Excerpts from a layout annotation set:
=-=-=-=-=
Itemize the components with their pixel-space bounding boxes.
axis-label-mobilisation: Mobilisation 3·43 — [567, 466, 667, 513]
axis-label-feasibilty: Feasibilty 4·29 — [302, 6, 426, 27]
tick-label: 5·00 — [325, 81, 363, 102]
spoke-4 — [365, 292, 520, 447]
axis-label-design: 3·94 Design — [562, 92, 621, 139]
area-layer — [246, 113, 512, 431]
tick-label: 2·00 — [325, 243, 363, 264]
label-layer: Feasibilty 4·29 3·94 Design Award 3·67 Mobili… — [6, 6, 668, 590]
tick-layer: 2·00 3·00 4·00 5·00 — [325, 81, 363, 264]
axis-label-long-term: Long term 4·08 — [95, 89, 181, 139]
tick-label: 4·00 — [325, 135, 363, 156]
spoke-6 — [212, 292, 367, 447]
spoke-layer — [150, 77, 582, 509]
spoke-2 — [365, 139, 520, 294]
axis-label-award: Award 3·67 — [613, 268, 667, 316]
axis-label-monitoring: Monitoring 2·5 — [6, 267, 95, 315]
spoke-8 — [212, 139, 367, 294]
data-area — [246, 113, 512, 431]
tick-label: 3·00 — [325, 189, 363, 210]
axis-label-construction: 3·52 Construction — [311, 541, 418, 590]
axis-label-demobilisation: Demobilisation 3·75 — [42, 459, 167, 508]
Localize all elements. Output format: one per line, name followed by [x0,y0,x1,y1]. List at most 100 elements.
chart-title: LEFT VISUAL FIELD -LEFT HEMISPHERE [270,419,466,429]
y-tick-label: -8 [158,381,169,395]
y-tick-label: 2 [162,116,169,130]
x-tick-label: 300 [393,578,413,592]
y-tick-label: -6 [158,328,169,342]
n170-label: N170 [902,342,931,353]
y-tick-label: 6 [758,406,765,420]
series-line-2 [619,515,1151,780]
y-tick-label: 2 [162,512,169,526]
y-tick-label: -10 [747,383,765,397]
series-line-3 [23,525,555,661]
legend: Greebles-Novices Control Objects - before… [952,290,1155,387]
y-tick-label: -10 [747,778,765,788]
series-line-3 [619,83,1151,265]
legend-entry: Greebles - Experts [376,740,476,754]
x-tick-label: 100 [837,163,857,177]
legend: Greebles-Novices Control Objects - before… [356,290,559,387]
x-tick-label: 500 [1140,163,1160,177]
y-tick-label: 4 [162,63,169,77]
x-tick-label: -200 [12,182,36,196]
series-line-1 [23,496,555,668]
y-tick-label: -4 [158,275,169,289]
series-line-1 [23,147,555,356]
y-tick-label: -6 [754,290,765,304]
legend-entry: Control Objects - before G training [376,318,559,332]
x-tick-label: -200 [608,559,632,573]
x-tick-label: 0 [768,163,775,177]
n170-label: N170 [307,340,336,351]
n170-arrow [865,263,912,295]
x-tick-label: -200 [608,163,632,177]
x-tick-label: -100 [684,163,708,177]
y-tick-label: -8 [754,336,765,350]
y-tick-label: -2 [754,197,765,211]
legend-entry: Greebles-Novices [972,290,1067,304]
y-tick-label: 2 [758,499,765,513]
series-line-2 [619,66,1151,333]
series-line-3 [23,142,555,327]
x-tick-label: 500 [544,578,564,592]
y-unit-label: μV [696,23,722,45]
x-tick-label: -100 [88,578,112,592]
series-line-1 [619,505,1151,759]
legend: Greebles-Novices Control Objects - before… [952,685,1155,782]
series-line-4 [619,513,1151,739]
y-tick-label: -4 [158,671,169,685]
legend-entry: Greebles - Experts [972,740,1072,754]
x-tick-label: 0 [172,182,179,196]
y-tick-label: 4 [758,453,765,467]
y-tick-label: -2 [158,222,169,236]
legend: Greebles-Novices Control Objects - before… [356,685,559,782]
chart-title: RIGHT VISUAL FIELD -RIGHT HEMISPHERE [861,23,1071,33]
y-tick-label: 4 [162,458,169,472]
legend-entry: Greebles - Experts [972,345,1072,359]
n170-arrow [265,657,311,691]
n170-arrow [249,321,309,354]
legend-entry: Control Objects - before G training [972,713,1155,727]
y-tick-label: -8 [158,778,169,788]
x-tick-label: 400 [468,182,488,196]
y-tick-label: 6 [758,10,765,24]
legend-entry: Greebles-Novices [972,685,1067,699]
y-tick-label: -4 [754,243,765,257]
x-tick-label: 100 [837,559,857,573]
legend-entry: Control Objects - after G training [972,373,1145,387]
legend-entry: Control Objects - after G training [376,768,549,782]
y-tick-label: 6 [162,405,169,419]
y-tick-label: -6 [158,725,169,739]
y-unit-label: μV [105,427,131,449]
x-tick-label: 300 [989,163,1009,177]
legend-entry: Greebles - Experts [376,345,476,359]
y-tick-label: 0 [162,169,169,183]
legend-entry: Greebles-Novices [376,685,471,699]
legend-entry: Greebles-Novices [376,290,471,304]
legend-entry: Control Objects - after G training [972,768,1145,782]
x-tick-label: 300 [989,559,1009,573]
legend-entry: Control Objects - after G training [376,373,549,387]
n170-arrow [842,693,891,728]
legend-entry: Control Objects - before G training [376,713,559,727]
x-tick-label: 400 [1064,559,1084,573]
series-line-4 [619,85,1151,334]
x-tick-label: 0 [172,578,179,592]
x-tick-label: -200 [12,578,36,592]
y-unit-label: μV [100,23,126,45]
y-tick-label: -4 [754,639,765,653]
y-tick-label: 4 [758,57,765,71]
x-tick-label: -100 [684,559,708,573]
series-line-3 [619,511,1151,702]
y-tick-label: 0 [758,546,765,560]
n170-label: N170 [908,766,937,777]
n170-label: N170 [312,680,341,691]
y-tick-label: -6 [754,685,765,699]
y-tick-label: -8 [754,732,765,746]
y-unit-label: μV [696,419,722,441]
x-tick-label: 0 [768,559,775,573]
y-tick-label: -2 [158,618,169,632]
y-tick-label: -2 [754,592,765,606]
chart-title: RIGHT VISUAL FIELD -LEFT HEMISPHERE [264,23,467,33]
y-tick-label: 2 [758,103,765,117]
=-=-=-=-=
# What you need to do:
Please reproduce the records verbatim, beginning with the very first line and continuing through the line that contains "axis-label-long-term: Long term".

# Finished task:
Itemize the components with their pixel-space bounding boxes.
axis-label-mobilisation: Mobilisation 3·43 — [567, 466, 667, 513]
axis-label-feasibilty: Feasibilty 4·29 — [302, 6, 426, 27]
tick-label: 5·00 — [325, 81, 363, 102]
spoke-4 — [365, 292, 520, 447]
axis-label-design: 3·94 Design — [562, 92, 621, 139]
area-layer — [246, 113, 512, 431]
tick-label: 2·00 — [325, 243, 363, 264]
label-layer: Feasibilty 4·29 3·94 Design Award 3·67 Mobili… — [6, 6, 668, 590]
tick-layer: 2·00 3·00 4·00 5·00 — [325, 81, 363, 264]
axis-label-long-term: Long term 4·08 — [95, 89, 181, 139]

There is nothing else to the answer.